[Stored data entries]
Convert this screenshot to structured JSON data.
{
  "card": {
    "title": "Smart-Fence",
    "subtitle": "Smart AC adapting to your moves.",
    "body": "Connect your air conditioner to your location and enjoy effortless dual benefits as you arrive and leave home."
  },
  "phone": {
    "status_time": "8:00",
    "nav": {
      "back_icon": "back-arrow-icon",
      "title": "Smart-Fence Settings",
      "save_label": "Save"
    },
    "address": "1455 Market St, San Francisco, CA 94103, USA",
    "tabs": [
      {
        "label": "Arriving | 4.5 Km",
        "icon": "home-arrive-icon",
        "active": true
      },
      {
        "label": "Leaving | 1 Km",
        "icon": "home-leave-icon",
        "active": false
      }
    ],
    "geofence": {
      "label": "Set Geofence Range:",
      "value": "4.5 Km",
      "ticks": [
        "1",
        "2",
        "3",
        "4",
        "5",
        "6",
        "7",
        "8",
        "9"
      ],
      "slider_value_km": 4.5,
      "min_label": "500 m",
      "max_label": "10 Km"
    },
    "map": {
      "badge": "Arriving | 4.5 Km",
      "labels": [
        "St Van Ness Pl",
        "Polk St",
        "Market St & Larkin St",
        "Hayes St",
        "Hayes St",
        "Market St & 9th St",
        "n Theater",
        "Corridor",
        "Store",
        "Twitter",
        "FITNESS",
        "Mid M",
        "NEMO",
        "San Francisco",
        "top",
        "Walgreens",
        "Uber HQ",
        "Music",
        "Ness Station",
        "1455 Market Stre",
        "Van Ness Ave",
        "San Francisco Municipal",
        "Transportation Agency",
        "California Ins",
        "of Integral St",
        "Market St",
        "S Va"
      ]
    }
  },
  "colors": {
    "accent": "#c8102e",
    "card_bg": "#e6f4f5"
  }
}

• [What is being asked]:
Make an exact copy of every entry.

• [Reply to the exercise]:
Convert this screenshot to structured JSON data.
{
  "card": {
    "title": "Smart-Fence",
    "subtitle": "Smart AC adapting to your moves.",
    "body": "Connect your air conditioner to your location and enjoy effortless dual benefits as you arrive and leave home."
  },
  "phone": {
    "status_time": "8:00",
    "nav": {
      "back_icon": "back-arrow-icon",
      "title": "Smart-Fence Settings",
      "save_label": "Save"
    },
    "address": "1455 Market St, San Francisco, CA 94103, USA",
    "tabs": [
      {
        "label": "Arriving | 4.5 Km",
        "icon": "home-arrive-icon",
        "active": true
      },
      {
        "label": "Leaving | 1 Km",
        "icon": "home-leave-icon",
        "active": false
      }
    ],
    "geofence": {
      "label": "Set Geofence Range:",
      "value": "4.5 Km",
      "ticks": [
        "1",
        "2",
        "3",
        "4",
        "5",
        "6",
        "7",
        "8",
        "9"
      ],
      "slider_value_km": 4.5,
      "min_label": "500 m",
      "max_label": "10 Km"
    },
    "map": {
      "badge": "Arriving | 4.5 Km",
      "labels": [
        "St Van Ness Pl",
        "Polk St",
        "Market St & Larkin St",
        "Hayes St",
        "Hayes St",
        "Market St & 9th St",
        "n Theater",
        "Corridor",
        "Store",
        "Twitter",
        "FITNESS",
        "Mid M",
        "NEMO",
        "San Francisco",
        "top",
        "Walgreens",
        "Uber HQ",
        "Music",
        "Ness Station",
        "1455 Market Stre",
        "Van Ness Ave",
        "San Francisco Municipal",
        "Transportation Agency",
        "California Ins",
        "of Integral St",
        "Market St",
        "S Va"
      ]
    }
  },
  "colors": {
    "accent": "#c8102e",
    "card_bg": "#e6f4f5"
  }
}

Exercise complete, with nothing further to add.